**Rows:**
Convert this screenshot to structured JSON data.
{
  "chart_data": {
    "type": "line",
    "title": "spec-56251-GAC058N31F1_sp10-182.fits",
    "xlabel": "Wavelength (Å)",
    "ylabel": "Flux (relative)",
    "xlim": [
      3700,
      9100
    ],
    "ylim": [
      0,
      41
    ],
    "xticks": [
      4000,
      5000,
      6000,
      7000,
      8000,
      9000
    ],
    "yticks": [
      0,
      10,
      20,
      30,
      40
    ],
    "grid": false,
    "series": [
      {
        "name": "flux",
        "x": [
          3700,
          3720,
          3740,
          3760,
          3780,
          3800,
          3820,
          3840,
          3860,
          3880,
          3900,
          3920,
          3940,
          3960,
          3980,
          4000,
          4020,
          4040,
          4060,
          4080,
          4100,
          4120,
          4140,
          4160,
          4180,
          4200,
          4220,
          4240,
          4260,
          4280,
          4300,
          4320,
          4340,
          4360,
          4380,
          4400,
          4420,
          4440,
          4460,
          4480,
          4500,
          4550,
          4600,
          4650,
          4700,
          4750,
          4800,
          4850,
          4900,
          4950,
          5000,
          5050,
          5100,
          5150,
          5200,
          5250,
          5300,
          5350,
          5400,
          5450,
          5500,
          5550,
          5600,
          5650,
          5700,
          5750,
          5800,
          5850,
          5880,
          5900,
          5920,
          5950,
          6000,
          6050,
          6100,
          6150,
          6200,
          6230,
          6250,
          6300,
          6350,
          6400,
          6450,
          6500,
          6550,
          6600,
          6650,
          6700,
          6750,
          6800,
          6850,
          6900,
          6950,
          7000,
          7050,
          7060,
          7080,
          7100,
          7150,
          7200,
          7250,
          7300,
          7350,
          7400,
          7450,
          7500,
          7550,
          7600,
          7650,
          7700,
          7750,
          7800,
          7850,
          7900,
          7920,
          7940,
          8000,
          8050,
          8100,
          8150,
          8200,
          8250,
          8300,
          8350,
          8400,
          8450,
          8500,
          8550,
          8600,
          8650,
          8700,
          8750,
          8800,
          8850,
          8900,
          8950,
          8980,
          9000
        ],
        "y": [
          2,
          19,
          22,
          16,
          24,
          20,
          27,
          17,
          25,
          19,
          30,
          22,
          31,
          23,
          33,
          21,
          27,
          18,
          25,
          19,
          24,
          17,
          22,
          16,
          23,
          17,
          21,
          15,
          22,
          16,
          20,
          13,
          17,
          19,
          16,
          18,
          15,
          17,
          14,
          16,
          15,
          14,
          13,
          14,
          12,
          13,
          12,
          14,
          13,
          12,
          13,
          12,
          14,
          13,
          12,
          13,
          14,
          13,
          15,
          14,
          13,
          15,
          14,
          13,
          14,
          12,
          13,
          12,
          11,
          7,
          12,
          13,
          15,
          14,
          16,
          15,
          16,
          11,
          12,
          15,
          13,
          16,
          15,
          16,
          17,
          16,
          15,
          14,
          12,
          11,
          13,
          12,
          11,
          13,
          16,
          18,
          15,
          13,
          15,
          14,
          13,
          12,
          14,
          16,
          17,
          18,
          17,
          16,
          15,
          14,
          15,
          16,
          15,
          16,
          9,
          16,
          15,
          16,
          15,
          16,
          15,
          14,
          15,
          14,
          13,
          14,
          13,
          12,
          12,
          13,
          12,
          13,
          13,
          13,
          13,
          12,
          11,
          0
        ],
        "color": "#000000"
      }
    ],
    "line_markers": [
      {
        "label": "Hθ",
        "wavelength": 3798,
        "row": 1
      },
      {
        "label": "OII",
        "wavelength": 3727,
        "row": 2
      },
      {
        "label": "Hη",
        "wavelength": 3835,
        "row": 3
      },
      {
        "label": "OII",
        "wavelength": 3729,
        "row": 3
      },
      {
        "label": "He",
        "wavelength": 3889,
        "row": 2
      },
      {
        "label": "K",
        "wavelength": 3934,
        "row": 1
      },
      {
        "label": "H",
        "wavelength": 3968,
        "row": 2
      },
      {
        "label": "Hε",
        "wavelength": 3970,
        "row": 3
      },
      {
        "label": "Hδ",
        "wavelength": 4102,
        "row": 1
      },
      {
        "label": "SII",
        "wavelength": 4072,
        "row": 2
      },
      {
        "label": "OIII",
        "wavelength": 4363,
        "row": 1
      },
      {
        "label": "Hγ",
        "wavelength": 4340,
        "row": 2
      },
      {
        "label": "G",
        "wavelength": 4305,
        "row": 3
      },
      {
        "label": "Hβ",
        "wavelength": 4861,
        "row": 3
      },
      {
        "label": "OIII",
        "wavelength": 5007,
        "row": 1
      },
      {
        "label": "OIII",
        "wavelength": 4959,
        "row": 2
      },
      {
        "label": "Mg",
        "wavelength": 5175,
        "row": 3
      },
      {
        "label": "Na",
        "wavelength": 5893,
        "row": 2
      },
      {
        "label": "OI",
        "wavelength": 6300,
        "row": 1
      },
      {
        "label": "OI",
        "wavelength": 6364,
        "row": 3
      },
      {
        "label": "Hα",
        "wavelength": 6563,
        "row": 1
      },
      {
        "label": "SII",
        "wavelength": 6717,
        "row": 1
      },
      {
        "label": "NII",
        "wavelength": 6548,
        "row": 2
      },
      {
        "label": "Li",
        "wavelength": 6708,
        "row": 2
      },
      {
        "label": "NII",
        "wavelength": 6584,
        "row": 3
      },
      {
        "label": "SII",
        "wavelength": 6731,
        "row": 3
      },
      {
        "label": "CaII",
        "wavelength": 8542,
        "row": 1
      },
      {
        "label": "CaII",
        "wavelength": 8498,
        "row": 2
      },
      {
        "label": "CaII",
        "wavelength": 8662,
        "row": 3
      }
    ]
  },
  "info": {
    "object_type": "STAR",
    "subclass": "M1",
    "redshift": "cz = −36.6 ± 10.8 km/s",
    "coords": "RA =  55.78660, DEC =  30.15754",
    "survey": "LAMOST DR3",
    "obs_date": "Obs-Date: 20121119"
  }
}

**Problem details:** Give the listing again, word for word.

**Completed exercise:**
Convert this screenshot to structured JSON data.
{
  "chart_data": {
    "type": "line",
    "title": "spec-56251-GAC058N31F1_sp10-182.fits",
    "xlabel": "Wavelength (Å)",
    "ylabel": "Flux (relative)",
    "xlim": [
      3700,
      9100
    ],
    "ylim": [
      0,
      41
    ],
    "xticks": [
      4000,
      5000,
      6000,
      7000,
      8000,
      9000
    ],
    "yticks": [
      0,
      10,
      20,
      30,
      40
    ],
    "grid": false,
    "series": [
      {
        "name": "flux",
        "x": [
          3700,
          3720,
          3740,
          3760,
          3780,
          3800,
          3820,
          3840,
          3860,
          3880,
          3900,
          3920,
          3940,
          3960,
          3980,
          4000,
          4020,
          4040,
          4060,
          4080,
          4100,
          4120,
          4140,
          4160,
          4180,
          4200,
          4220,
          4240,
          4260,
          4280,
          4300,
          4320,
          4340,
          4360,
          4380,
          4400,
          4420,
          4440,
          4460,
          4480,
          4500,
          4550,
          4600,
          4650,
          4700,
          4750,
          4800,
          4850,
          4900,
          4950,
          5000,
          5050,
          5100,
          5150,
          5200,
          5250,
          5300,
          5350,
          5400,
          5450,
          5500,
          5550,
          5600,
          5650,
          5700,
          5750,
          5800,
          5850,
          5880,
          5900,
          5920,
          5950,
          6000,
          6050,
          6100,
          6150,
          6200,
          6230,
          6250,
          6300,
          6350,
          6400,
          6450,
          6500,
          6550,
          6600,
          6650,
          6700,
          6750,
          6800,
          6850,
          6900,
          6950,
          7000,
          7050,
          7060,
          7080,
          7100,
          7150,
          7200,
          7250,
          7300,
          7350,
          7400,
          7450,
          7500,
          7550,
          7600,
          7650,
          7700,
          7750,
          7800,
          7850,
          7900,
          7920,
          7940,
          8000,
          8050,
          8100,
          8150,
          8200,
          8250,
          8300,
          8350,
          8400,
          8450,
          8500,
          8550,
          8600,
          8650,
          8700,
          8750,
          8800,
          8850,
          8900,
          8950,
          8980,
          9000
        ],
        "y": [
          2,
          19,
          22,
          16,
          24,
          20,
          27,
          17,
          25,
          19,
          30,
          22,
          31,
          23,
          33,
          21,
          27,
          18,
          25,
          19,
          24,
          17,
          22,
          16,
          23,
          17,
          21,
          15,
          22,
          16,
          20,
          13,
          17,
          19,
          16,
          18,
          15,
          17,
          14,
          16,
          15,
          14,
          13,
          14,
          12,
          13,
          12,
          14,
          13,
          12,
          13,
          12,
          14,
          13,
          12,
          13,
          14,
          13,
          15,
          14,
          13,
          15,
          14,
          13,
          14,
          12,
          13,
          12,
          11,
          7,
          12,
          13,
          15,
          14,
          16,
          15,
          16,
          11,
          12,
          15,
          13,
          16,
          15,
          16,
          17,
          16,
          15,
          14,
          12,
          11,
          13,
          12,
          11,
          13,
          16,
          18,
          15,
          13,
          15,
          14,
          13,
          12,
          14,
          16,
          17,
          18,
          17,
          16,
          15,
          14,
          15,
          16,
          15,
          16,
          9,
          16,
          15,
          16,
          15,
          16,
          15,
          14,
          15,
          14,
          13,
          14,
          13,
          12,
          12,
          13,
          12,
          13,
          13,
          13,
          13,
          12,
          11,
          0
        ],
        "color": "#000000"
      }
    ],
    "line_markers": [
      {
        "label": "Hθ",
        "wavelength": 3798,
        "row": 1
      },
      {
        "label": "OII",
        "wavelength": 3727,
        "row": 2
      },
      {
        "label": "Hη",
        "wavelength": 3835,
        "row": 3
      },
      {
        "label": "OII",
        "wavelength": 3729,
        "row": 3
      },
      {
        "label": "He",
        "wavelength": 3889,
        "row": 2
      },
      {
        "label": "K",
        "wavelength": 3934,
        "row": 1
      },
      {
        "label": "H",
        "wavelength": 3968,
        "row": 2
      },
      {
        "label": "Hε",
        "wavelength": 3970,
        "row": 3
      },
      {
        "label": "Hδ",
        "wavelength": 4102,
        "row": 1
      },
      {
        "label": "SII",
        "wavelength": 4072,
        "row": 2
      },
      {
        "label": "OIII",
        "wavelength": 4363,
        "row": 1
      },
      {
        "label": "Hγ",
        "wavelength": 4340,
        "row": 2
      },
      {
        "label": "G",
        "wavelength": 4305,
        "row": 3
      },
      {
        "label": "Hβ",
        "wavelength": 4861,
        "row": 3
      },
      {
        "label": "OIII",
        "wavelength": 5007,
        "row": 1
      },
      {
        "label": "OIII",
        "wavelength": 4959,
        "row": 2
      },
      {
        "label": "Mg",
        "wavelength": 5175,
        "row": 3
      },
      {
        "label": "Na",
        "wavelength": 5893,
        "row": 2
      },
      {
        "label": "OI",
        "wavelength": 6300,
        "row": 1
      },
      {
        "label": "OI",
        "wavelength": 6364,
        "row": 3
      },
      {
        "label": "Hα",
        "wavelength": 6563,
        "row": 1
      },
      {
        "label": "SII",
        "wavelength": 6717,
        "row": 1
      },
      {
        "label": "NII",
        "wavelength": 6548,
        "row": 2
      },
      {
        "label": "Li",
        "wavelength": 6708,
        "row": 2
      },
      {
        "label": "NII",
        "wavelength": 6584,
        "row": 3
      },
      {
        "label": "SII",
        "wavelength": 6731,
        "row": 3
      },
      {
        "label": "CaII",
        "wavelength": 8542,
        "row": 1
      },
      {
        "label": "CaII",
        "wavelength": 8498,
        "row": 2
      },
      {
        "label": "CaII",
        "wavelength": 8662,
        "row": 3
      }
    ]
  },
  "info": {
    "object_type": "STAR",
    "subclass": "M1",
    "redshift": "cz = −36.6 ± 10.8 km/s",
    "coords": "RA =  55.78660, DEC =  30.15754",
    "survey": "LAMOST DR3",
    "obs_date": "Obs-Date: 20121119"
  }
}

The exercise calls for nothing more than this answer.